----- Material provided -----
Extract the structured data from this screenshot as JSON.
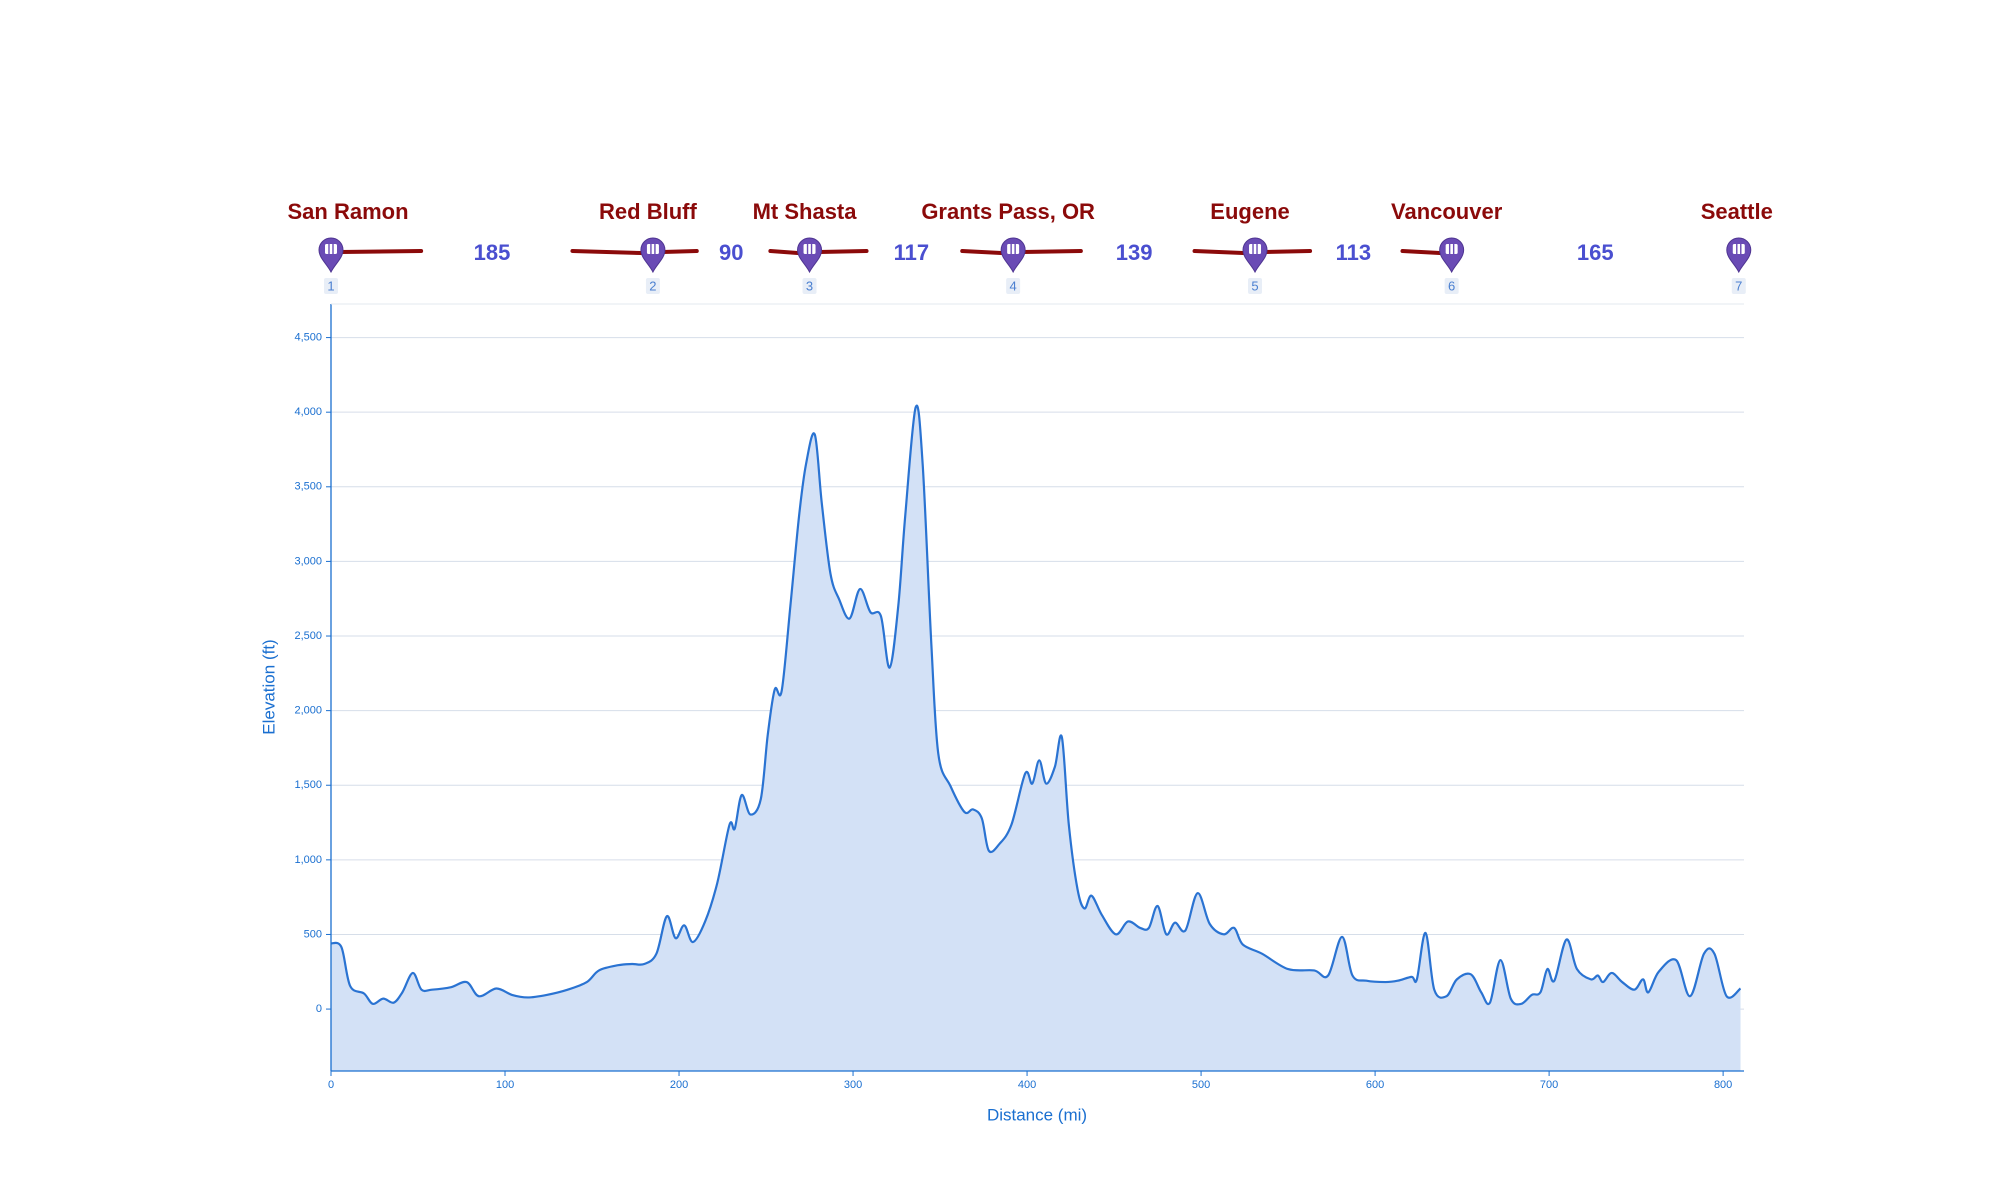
{
  "chart_data": {
    "type": "area",
    "x_label": "Distance (mi)",
    "y_label": "Elevation (ft)",
    "color": "#2a73d2",
    "fill": "#d3e1f6",
    "grid": true,
    "xlim": [
      0,
      812
    ],
    "ylim": [
      -415,
      4725
    ],
    "xticks": [
      0,
      100,
      200,
      300,
      400,
      500,
      600,
      700,
      800
    ],
    "yticks": [
      0,
      500,
      {
        "value": 1000,
        "label": "1,000"
      },
      {
        "value": 1500,
        "label": "1,500"
      },
      {
        "value": 2000,
        "label": "2,000"
      },
      {
        "value": 2500,
        "label": "2,500"
      },
      {
        "value": 3000,
        "label": "3,000"
      },
      {
        "value": 3500,
        "label": "3,500"
      },
      {
        "value": 4000,
        "label": "4,000"
      },
      {
        "value": 4500,
        "label": "4,500"
      }
    ],
    "stops": [
      {
        "name": "San Ramon",
        "number": 1
      },
      {
        "name": "Red Bluff",
        "number": 2
      },
      {
        "name": "Mt Shasta",
        "number": 3
      },
      {
        "name": "Grants Pass, OR",
        "number": 4
      },
      {
        "name": "Eugene",
        "number": 5
      },
      {
        "name": "Vancouver",
        "number": 6
      },
      {
        "name": "Seattle",
        "number": 7
      }
    ],
    "legs": [
      185,
      90,
      117,
      139,
      113,
      165
    ],
    "x": [
      0,
      6,
      11,
      19,
      24,
      30,
      36,
      41,
      47,
      52,
      58,
      69,
      78,
      85,
      95,
      104,
      113,
      124,
      136,
      147,
      154,
      165,
      173,
      180,
      187,
      193,
      198,
      203,
      208,
      215,
      222,
      229,
      232,
      236,
      241,
      247,
      251,
      255,
      259,
      264,
      269,
      273,
      278,
      282,
      287,
      292,
      298,
      304,
      310,
      316,
      321,
      326,
      330,
      336,
      340,
      345,
      349,
      356,
      364,
      369,
      374,
      378,
      384,
      391,
      399,
      403,
      407,
      411,
      416,
      420,
      424,
      429,
      433,
      437,
      443,
      451,
      458,
      465,
      470,
      475,
      480,
      485,
      491,
      498,
      505,
      513,
      519,
      524,
      535,
      550,
      565,
      573,
      581,
      587,
      595,
      606,
      613,
      621,
      624,
      629,
      634,
      641,
      647,
      655,
      661,
      666,
      672,
      678,
      684,
      690,
      695,
      699,
      703,
      710,
      716,
      724,
      728,
      731,
      736,
      742,
      749,
      754,
      757,
      763,
      773,
      781,
      789,
      795,
      802,
      810
    ],
    "values": [
      440,
      415,
      155,
      104,
      35,
      70,
      43,
      112,
      242,
      130,
      130,
      147,
      181,
      86,
      138,
      95,
      78,
      95,
      130,
      181,
      259,
      294,
      302,
      302,
      371,
      622,
      475,
      561,
      449,
      587,
      846,
      1235,
      1209,
      1434,
      1304,
      1408,
      1839,
      2142,
      2133,
      2703,
      3307,
      3653,
      3851,
      3394,
      2919,
      2746,
      2617,
      2815,
      2660,
      2634,
      2288,
      2703,
      3307,
      4033,
      3653,
      2444,
      1710,
      1494,
      1321,
      1338,
      1278,
      1062,
      1105,
      1235,
      1580,
      1511,
      1667,
      1511,
      1624,
      1822,
      1235,
      803,
      674,
      760,
      630,
      501,
      587,
      544,
      544,
      691,
      501,
      579,
      527,
      777,
      570,
      501,
      544,
      432,
      371,
      268,
      259,
      225,
      484,
      225,
      190,
      181,
      190,
      216,
      199,
      510,
      130,
      86,
      199,
      233,
      112,
      43,
      328,
      69,
      35,
      95,
      112,
      268,
      190,
      466,
      268,
      199,
      225,
      181,
      242,
      181,
      130,
      199,
      112,
      250,
      328,
      86,
      371,
      371,
      86,
      138
    ]
  }
}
-----
Task to carry out | Copy out each line exactly, without the pictures.

Solution to the problem |
Extract the structured data from this screenshot as JSON.
{
  "chart_data": {
    "type": "area",
    "x_label": "Distance (mi)",
    "y_label": "Elevation (ft)",
    "color": "#2a73d2",
    "fill": "#d3e1f6",
    "grid": true,
    "xlim": [
      0,
      812
    ],
    "ylim": [
      -415,
      4725
    ],
    "xticks": [
      0,
      100,
      200,
      300,
      400,
      500,
      600,
      700,
      800
    ],
    "yticks": [
      0,
      500,
      {
        "value": 1000,
        "label": "1,000"
      },
      {
        "value": 1500,
        "label": "1,500"
      },
      {
        "value": 2000,
        "label": "2,000"
      },
      {
        "value": 2500,
        "label": "2,500"
      },
      {
        "value": 3000,
        "label": "3,000"
      },
      {
        "value": 3500,
        "label": "3,500"
      },
      {
        "value": 4000,
        "label": "4,000"
      },
      {
        "value": 4500,
        "label": "4,500"
      }
    ],
    "stops": [
      {
        "name": "San Ramon",
        "number": 1
      },
      {
        "name": "Red Bluff",
        "number": 2
      },
      {
        "name": "Mt Shasta",
        "number": 3
      },
      {
        "name": "Grants Pass, OR",
        "number": 4
      },
      {
        "name": "Eugene",
        "number": 5
      },
      {
        "name": "Vancouver",
        "number": 6
      },
      {
        "name": "Seattle",
        "number": 7
      }
    ],
    "legs": [
      185,
      90,
      117,
      139,
      113,
      165
    ],
    "x": [
      0,
      6,
      11,
      19,
      24,
      30,
      36,
      41,
      47,
      52,
      58,
      69,
      78,
      85,
      95,
      104,
      113,
      124,
      136,
      147,
      154,
      165,
      173,
      180,
      187,
      193,
      198,
      203,
      208,
      215,
      222,
      229,
      232,
      236,
      241,
      247,
      251,
      255,
      259,
      264,
      269,
      273,
      278,
      282,
      287,
      292,
      298,
      304,
      310,
      316,
      321,
      326,
      330,
      336,
      340,
      345,
      349,
      356,
      364,
      369,
      374,
      378,
      384,
      391,
      399,
      403,
      407,
      411,
      416,
      420,
      424,
      429,
      433,
      437,
      443,
      451,
      458,
      465,
      470,
      475,
      480,
      485,
      491,
      498,
      505,
      513,
      519,
      524,
      535,
      550,
      565,
      573,
      581,
      587,
      595,
      606,
      613,
      621,
      624,
      629,
      634,
      641,
      647,
      655,
      661,
      666,
      672,
      678,
      684,
      690,
      695,
      699,
      703,
      710,
      716,
      724,
      728,
      731,
      736,
      742,
      749,
      754,
      757,
      763,
      773,
      781,
      789,
      795,
      802,
      810
    ],
    "values": [
      440,
      415,
      155,
      104,
      35,
      70,
      43,
      112,
      242,
      130,
      130,
      147,
      181,
      86,
      138,
      95,
      78,
      95,
      130,
      181,
      259,
      294,
      302,
      302,
      371,
      622,
      475,
      561,
      449,
      587,
      846,
      1235,
      1209,
      1434,
      1304,
      1408,
      1839,
      2142,
      2133,
      2703,
      3307,
      3653,
      3851,
      3394,
      2919,
      2746,
      2617,
      2815,
      2660,
      2634,
      2288,
      2703,
      3307,
      4033,
      3653,
      2444,
      1710,
      1494,
      1321,
      1338,
      1278,
      1062,
      1105,
      1235,
      1580,
      1511,
      1667,
      1511,
      1624,
      1822,
      1235,
      803,
      674,
      760,
      630,
      501,
      587,
      544,
      544,
      691,
      501,
      579,
      527,
      777,
      570,
      501,
      544,
      432,
      371,
      268,
      259,
      225,
      484,
      225,
      190,
      181,
      190,
      216,
      199,
      510,
      130,
      86,
      199,
      233,
      112,
      43,
      328,
      69,
      35,
      95,
      112,
      268,
      190,
      466,
      268,
      199,
      225,
      181,
      242,
      181,
      130,
      199,
      112,
      250,
      328,
      86,
      371,
      371,
      86,
      138
    ]
  }
}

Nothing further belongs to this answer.